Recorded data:
----------

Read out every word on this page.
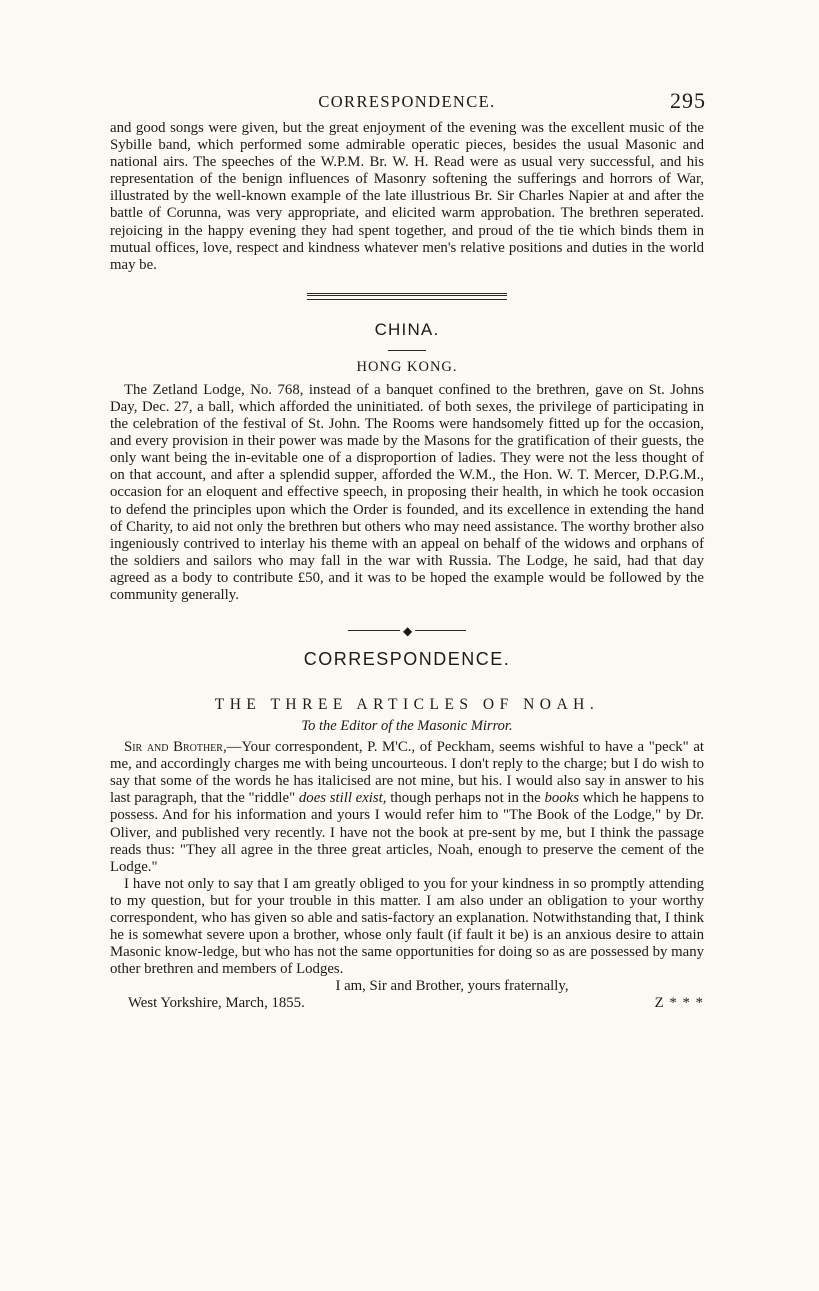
CORRESPONDENCE.	295

and good songs were given, but the great enjoyment of the evening was the excellent music of the Sybille band, which performed some admirable operatic pieces, besides the usual Masonic and national airs. The speeches of the W.P.M. Br. W. H. Read were as usual very successful, and his representation of the benign influences of Masonry softening the sufferings and horrors of War, illustrated by the well-known example of the late illustrious Br. Sir Charles Napier at and after the battle of Corunna, was very appropriate, and elicited warm approbation. The brethren seperated. rejoicing in the happy evening they had spent together, and proud of the tie which binds them in mutual offices, love, respect and kindness whatever men's relative positions and duties in the world may be.

CHINA.
HONG KONG.

The Zetland Lodge, No. 768, instead of a banquet confined to the brethren, gave on St. Johns Day, Dec. 27, a ball, which afforded the uninitiated. of both sexes, the privilege of participating in the celebration of the festival of St. John. The Rooms were handsomely fitted up for the occasion, and every provision in their power was made by the Masons for the gratification of their guests, the only want being the in-evitable one of a disproportion of ladies. They were not the less thought of on that account, and after a splendid supper, afforded the W.M., the Hon. W. T. Mercer, D.P.G.M., occasion for an eloquent and effective speech, in proposing their health, in which he took occasion to defend the principles upon which the Order is founded, and its excellence in extending the hand of Charity, to aid not only the brethren but others who may need assistance. The worthy brother also ingeniously contrived to interlay his theme with an appeal on behalf of the widows and orphans of the soldiers and sailors who may fall in the war with Russia. The Lodge, he said, had that day agreed as a body to contribute £50, and it was to be hoped the example would be followed by the community generally.

◆
CORRESPONDENCE.
THE THREE ARTICLES OF NOAH.
To the Editor of the Masonic Mirror.

Sir and Brother,—Your correspondent, P. M'C., of Peckham, seems wishful to have a "peck" at me, and accordingly charges me with being uncourteous. I don't reply to the charge; but I do wish to say that some of the words he has italicised are not mine, but his. I would also say in answer to his last paragraph, that the "riddle" does still exist, though perhaps not in the books which he happens to possess. And for his information and yours I would refer him to "The Book of the Lodge," by Dr. Oliver, and published very recently. I have not the book at pre-sent by me, but I think the passage reads thus: "They all agree in the three great articles, Noah, enough to preserve the cement of the Lodge."

I have not only to say that I am greatly obliged to you for your kindness in so promptly attending to my question, but for your trouble in this matter. I am also under an obligation to your worthy correspondent, who has given so able and satis-factory an explanation. Notwithstanding that, I think he is somewhat severe upon a brother, whose only fault (if fault it be) is an anxious desire to attain Masonic know-ledge, but who has not the same opportunities for doing so as are possessed by many other brethren and members of Lodges.

I am, Sir and Brother, yours fraternally,

West Yorkshire, March, 1855.	Z * * *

----------

● What is being asked
Copy all the lines of data exactly as they appear, dropping any images.

● Answer to the task
Read out every word on this page.
CORRESPONDENCE.	295

and good songs were given, but the great enjoyment of the evening was the excellent music of the Sybille band, which performed some admirable operatic pieces, besides the usual Masonic and national airs. The speeches of the W.P.M. Br. W. H. Read were as usual very successful, and his representation of the benign influences of Masonry softening the sufferings and horrors of War, illustrated by the well-known example of the late illustrious Br. Sir Charles Napier at and after the battle of Corunna, was very appropriate, and elicited warm approbation. The brethren seperated. rejoicing in the happy evening they had spent together, and proud of the tie which binds them in mutual offices, love, respect and kindness whatever men's relative positions and duties in the world may be.

CHINA.
HONG KONG.

The Zetland Lodge, No. 768, instead of a banquet confined to the brethren, gave on St. Johns Day, Dec. 27, a ball, which afforded the uninitiated. of both sexes, the privilege of participating in the celebration of the festival of St. John. The Rooms were handsomely fitted up for the occasion, and every provision in their power was made by the Masons for the gratification of their guests, the only want being the in-evitable one of a disproportion of ladies. They were not the less thought of on that account, and after a splendid supper, afforded the W.M., the Hon. W. T. Mercer, D.P.G.M., occasion for an eloquent and effective speech, in proposing their health, in which he took occasion to defend the principles upon which the Order is founded, and its excellence in extending the hand of Charity, to aid not only the brethren but others who may need assistance. The worthy brother also ingeniously contrived to interlay his theme with an appeal on behalf of the widows and orphans of the soldiers and sailors who may fall in the war with Russia. The Lodge, he said, had that day agreed as a body to contribute £50, and it was to be hoped the example would be followed by the community generally.

◆
CORRESPONDENCE.
THE THREE ARTICLES OF NOAH.
To the Editor of the Masonic Mirror.

Sir and Brother,—Your correspondent, P. M'C., of Peckham, seems wishful to have a "peck" at me, and accordingly charges me with being uncourteous. I don't reply to the charge; but I do wish to say that some of the words he has italicised are not mine, but his. I would also say in answer to his last paragraph, that the "riddle" does still exist, though perhaps not in the books which he happens to possess. And for his information and yours I would refer him to "The Book of the Lodge," by Dr. Oliver, and published very recently. I have not the book at pre-sent by me, but I think the passage reads thus: "They all agree in the three great articles, Noah, enough to preserve the cement of the Lodge."

I have not only to say that I am greatly obliged to you for your kindness in so promptly attending to my question, but for your trouble in this matter. I am also under an obligation to your worthy correspondent, who has given so able and satis-factory an explanation. Notwithstanding that, I think he is somewhat severe upon a brother, whose only fault (if fault it be) is an anxious desire to attain Masonic know-ledge, but who has not the same opportunities for doing so as are possessed by many other brethren and members of Lodges.

I am, Sir and Brother, yours fraternally,

West Yorkshire, March, 1855.	Z * * *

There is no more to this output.